> _INPUT FOR THIS TASK_:
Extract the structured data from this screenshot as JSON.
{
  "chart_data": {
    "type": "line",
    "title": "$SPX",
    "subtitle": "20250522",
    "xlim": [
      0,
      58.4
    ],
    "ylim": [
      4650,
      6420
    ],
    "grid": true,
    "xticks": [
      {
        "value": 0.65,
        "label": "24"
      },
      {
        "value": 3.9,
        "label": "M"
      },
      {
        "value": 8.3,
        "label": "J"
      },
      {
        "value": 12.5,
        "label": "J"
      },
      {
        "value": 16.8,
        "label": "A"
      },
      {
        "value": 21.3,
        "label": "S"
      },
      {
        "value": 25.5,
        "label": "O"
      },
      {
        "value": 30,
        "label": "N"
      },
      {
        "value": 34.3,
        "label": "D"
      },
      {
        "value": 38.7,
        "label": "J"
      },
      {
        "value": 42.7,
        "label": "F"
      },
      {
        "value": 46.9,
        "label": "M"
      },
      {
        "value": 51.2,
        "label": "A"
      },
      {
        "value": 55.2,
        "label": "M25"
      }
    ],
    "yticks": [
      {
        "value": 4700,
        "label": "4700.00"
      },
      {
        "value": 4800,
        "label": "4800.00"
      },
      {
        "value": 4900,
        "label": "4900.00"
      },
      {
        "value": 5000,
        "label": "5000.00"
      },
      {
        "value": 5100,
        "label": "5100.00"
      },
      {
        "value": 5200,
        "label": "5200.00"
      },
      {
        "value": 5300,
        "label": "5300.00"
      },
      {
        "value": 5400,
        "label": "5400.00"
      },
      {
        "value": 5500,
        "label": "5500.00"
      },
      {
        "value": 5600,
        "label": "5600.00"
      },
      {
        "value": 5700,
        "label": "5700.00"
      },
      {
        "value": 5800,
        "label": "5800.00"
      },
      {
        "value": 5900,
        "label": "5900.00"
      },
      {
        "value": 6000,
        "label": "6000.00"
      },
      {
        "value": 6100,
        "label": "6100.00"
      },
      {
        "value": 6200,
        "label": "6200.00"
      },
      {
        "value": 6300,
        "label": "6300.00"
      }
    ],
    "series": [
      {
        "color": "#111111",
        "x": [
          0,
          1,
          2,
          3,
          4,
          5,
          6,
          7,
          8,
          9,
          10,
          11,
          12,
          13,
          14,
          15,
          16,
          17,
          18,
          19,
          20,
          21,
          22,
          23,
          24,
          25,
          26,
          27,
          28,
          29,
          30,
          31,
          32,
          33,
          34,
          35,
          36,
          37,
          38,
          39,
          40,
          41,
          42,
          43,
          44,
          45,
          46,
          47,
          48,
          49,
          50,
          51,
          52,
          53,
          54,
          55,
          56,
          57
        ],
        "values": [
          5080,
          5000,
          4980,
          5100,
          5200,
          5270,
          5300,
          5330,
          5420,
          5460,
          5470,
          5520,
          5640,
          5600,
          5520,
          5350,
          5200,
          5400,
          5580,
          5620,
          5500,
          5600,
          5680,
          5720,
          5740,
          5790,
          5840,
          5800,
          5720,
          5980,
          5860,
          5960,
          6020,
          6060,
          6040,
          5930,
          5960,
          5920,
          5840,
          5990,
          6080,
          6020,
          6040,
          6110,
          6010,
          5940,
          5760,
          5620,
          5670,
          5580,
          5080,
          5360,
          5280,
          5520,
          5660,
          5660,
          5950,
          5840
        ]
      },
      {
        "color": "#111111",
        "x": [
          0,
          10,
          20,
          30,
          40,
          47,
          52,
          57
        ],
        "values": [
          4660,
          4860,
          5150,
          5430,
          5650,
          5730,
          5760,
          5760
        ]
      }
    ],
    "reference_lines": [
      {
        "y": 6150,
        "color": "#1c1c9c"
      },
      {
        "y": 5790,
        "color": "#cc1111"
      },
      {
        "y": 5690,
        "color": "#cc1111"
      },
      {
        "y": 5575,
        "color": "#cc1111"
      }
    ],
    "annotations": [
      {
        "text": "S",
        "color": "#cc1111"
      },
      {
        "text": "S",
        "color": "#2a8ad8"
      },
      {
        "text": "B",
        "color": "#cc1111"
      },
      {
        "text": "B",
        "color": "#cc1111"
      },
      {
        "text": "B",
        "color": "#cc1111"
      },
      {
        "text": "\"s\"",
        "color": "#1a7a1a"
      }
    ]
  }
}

> _GOAL OF THE EXERCISE_:
Make an exact copy of the material above.

> _WRITTEN SOLUTION_:
Extract the structured data from this screenshot as JSON.
{
  "chart_data": {
    "type": "line",
    "title": "$SPX",
    "subtitle": "20250522",
    "xlim": [
      0,
      58.4
    ],
    "ylim": [
      4650,
      6420
    ],
    "grid": true,
    "xticks": [
      {
        "value": 0.65,
        "label": "24"
      },
      {
        "value": 3.9,
        "label": "M"
      },
      {
        "value": 8.3,
        "label": "J"
      },
      {
        "value": 12.5,
        "label": "J"
      },
      {
        "value": 16.8,
        "label": "A"
      },
      {
        "value": 21.3,
        "label": "S"
      },
      {
        "value": 25.5,
        "label": "O"
      },
      {
        "value": 30,
        "label": "N"
      },
      {
        "value": 34.3,
        "label": "D"
      },
      {
        "value": 38.7,
        "label": "J"
      },
      {
        "value": 42.7,
        "label": "F"
      },
      {
        "value": 46.9,
        "label": "M"
      },
      {
        "value": 51.2,
        "label": "A"
      },
      {
        "value": 55.2,
        "label": "M25"
      }
    ],
    "yticks": [
      {
        "value": 4700,
        "label": "4700.00"
      },
      {
        "value": 4800,
        "label": "4800.00"
      },
      {
        "value": 4900,
        "label": "4900.00"
      },
      {
        "value": 5000,
        "label": "5000.00"
      },
      {
        "value": 5100,
        "label": "5100.00"
      },
      {
        "value": 5200,
        "label": "5200.00"
      },
      {
        "value": 5300,
        "label": "5300.00"
      },
      {
        "value": 5400,
        "label": "5400.00"
      },
      {
        "value": 5500,
        "label": "5500.00"
      },
      {
        "value": 5600,
        "label": "5600.00"
      },
      {
        "value": 5700,
        "label": "5700.00"
      },
      {
        "value": 5800,
        "label": "5800.00"
      },
      {
        "value": 5900,
        "label": "5900.00"
      },
      {
        "value": 6000,
        "label": "6000.00"
      },
      {
        "value": 6100,
        "label": "6100.00"
      },
      {
        "value": 6200,
        "label": "6200.00"
      },
      {
        "value": 6300,
        "label": "6300.00"
      }
    ],
    "series": [
      {
        "color": "#111111",
        "x": [
          0,
          1,
          2,
          3,
          4,
          5,
          6,
          7,
          8,
          9,
          10,
          11,
          12,
          13,
          14,
          15,
          16,
          17,
          18,
          19,
          20,
          21,
          22,
          23,
          24,
          25,
          26,
          27,
          28,
          29,
          30,
          31,
          32,
          33,
          34,
          35,
          36,
          37,
          38,
          39,
          40,
          41,
          42,
          43,
          44,
          45,
          46,
          47,
          48,
          49,
          50,
          51,
          52,
          53,
          54,
          55,
          56,
          57
        ],
        "values": [
          5080,
          5000,
          4980,
          5100,
          5200,
          5270,
          5300,
          5330,
          5420,
          5460,
          5470,
          5520,
          5640,
          5600,
          5520,
          5350,
          5200,
          5400,
          5580,
          5620,
          5500,
          5600,
          5680,
          5720,
          5740,
          5790,
          5840,
          5800,
          5720,
          5980,
          5860,
          5960,
          6020,
          6060,
          6040,
          5930,
          5960,
          5920,
          5840,
          5990,
          6080,
          6020,
          6040,
          6110,
          6010,
          5940,
          5760,
          5620,
          5670,
          5580,
          5080,
          5360,
          5280,
          5520,
          5660,
          5660,
          5950,
          5840
        ]
      },
      {
        "color": "#111111",
        "x": [
          0,
          10,
          20,
          30,
          40,
          47,
          52,
          57
        ],
        "values": [
          4660,
          4860,
          5150,
          5430,
          5650,
          5730,
          5760,
          5760
        ]
      }
    ],
    "reference_lines": [
      {
        "y": 6150,
        "color": "#1c1c9c"
      },
      {
        "y": 5790,
        "color": "#cc1111"
      },
      {
        "y": 5690,
        "color": "#cc1111"
      },
      {
        "y": 5575,
        "color": "#cc1111"
      }
    ],
    "annotations": [
      {
        "text": "S",
        "color": "#cc1111"
      },
      {
        "text": "S",
        "color": "#2a8ad8"
      },
      {
        "text": "B",
        "color": "#cc1111"
      },
      {
        "text": "B",
        "color": "#cc1111"
      },
      {
        "text": "B",
        "color": "#cc1111"
      },
      {
        "text": "\"s\"",
        "color": "#1a7a1a"
      }
    ]
  }
}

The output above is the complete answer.